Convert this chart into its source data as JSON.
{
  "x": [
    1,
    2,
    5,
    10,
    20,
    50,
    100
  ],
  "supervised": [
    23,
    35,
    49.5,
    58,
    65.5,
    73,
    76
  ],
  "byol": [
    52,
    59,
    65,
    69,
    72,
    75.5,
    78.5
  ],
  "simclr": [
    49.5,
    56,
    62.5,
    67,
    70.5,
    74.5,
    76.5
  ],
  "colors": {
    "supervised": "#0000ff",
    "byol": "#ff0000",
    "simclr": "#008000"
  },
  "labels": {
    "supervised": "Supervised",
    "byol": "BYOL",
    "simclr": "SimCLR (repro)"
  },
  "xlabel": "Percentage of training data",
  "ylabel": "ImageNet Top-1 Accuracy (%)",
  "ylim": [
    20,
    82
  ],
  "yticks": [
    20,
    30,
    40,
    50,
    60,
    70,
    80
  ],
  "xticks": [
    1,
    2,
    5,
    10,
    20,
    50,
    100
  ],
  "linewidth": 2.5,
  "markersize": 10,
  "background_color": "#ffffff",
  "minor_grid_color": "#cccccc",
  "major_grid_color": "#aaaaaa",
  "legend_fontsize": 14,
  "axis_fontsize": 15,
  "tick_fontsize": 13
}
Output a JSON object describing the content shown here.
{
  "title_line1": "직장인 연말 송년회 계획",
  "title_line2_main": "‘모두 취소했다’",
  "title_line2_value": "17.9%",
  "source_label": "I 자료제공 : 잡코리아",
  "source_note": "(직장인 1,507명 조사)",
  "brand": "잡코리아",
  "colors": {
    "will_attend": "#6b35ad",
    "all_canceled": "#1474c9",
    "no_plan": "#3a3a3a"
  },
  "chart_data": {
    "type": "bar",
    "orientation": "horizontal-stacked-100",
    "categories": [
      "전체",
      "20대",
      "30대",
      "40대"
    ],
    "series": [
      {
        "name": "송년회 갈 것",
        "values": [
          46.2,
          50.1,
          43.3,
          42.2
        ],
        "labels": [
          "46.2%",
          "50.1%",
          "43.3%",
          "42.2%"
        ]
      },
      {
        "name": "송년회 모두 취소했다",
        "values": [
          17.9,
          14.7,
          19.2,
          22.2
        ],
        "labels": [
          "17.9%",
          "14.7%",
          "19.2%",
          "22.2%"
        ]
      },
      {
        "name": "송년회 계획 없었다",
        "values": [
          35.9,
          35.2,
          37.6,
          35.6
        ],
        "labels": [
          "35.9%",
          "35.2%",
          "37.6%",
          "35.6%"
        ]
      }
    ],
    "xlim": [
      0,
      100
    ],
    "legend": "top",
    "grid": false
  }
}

◇ ◇ ◇

**EXERCISE DESCRIPTION:** Retype the listing. Match it exactly.

**FULL SOLUTION:**
Convert this chart into its source data as JSON.
{
  "x": [
    1,
    2,
    5,
    10,
    20,
    50,
    100
  ],
  "supervised": [
    23,
    35,
    49.5,
    58,
    65.5,
    73,
    76
  ],
  "byol": [
    52,
    59,
    65,
    69,
    72,
    75.5,
    78.5
  ],
  "simclr": [
    49.5,
    56,
    62.5,
    67,
    70.5,
    74.5,
    76.5
  ],
  "colors": {
    "supervised": "#0000ff",
    "byol": "#ff0000",
    "simclr": "#008000"
  },
  "labels": {
    "supervised": "Supervised",
    "byol": "BYOL",
    "simclr": "SimCLR (repro)"
  },
  "xlabel": "Percentage of training data",
  "ylabel": "ImageNet Top-1 Accuracy (%)",
  "ylim": [
    20,
    82
  ],
  "yticks": [
    20,
    30,
    40,
    50,
    60,
    70,
    80
  ],
  "xticks": [
    1,
    2,
    5,
    10,
    20,
    50,
    100
  ],
  "linewidth": 2.5,
  "markersize": 10,
  "background_color": "#ffffff",
  "minor_grid_color": "#cccccc",
  "major_grid_color": "#aaaaaa",
  "legend_fontsize": 14,
  "axis_fontsize": 15,
  "tick_fontsize": 13
}
Output a JSON object describing the content shown here.
{
  "title_line1": "직장인 연말 송년회 계획",
  "title_line2_main": "‘모두 취소했다’",
  "title_line2_value": "17.9%",
  "source_label": "I 자료제공 : 잡코리아",
  "source_note": "(직장인 1,507명 조사)",
  "brand": "잡코리아",
  "colors": {
    "will_attend": "#6b35ad",
    "all_canceled": "#1474c9",
    "no_plan": "#3a3a3a"
  },
  "chart_data": {
    "type": "bar",
    "orientation": "horizontal-stacked-100",
    "categories": [
      "전체",
      "20대",
      "30대",
      "40대"
    ],
    "series": [
      {
        "name": "송년회 갈 것",
        "values": [
          46.2,
          50.1,
          43.3,
          42.2
        ],
        "labels": [
          "46.2%",
          "50.1%",
          "43.3%",
          "42.2%"
        ]
      },
      {
        "name": "송년회 모두 취소했다",
        "values": [
          17.9,
          14.7,
          19.2,
          22.2
        ],
        "labels": [
          "17.9%",
          "14.7%",
          "19.2%",
          "22.2%"
        ]
      },
      {
        "name": "송년회 계획 없었다",
        "values": [
          35.9,
          35.2,
          37.6,
          35.6
        ],
        "labels": [
          "35.9%",
          "35.2%",
          "37.6%",
          "35.6%"
        ]
      }
    ],
    "xlim": [
      0,
      100
    ],
    "legend": "top",
    "grid": false
  }
}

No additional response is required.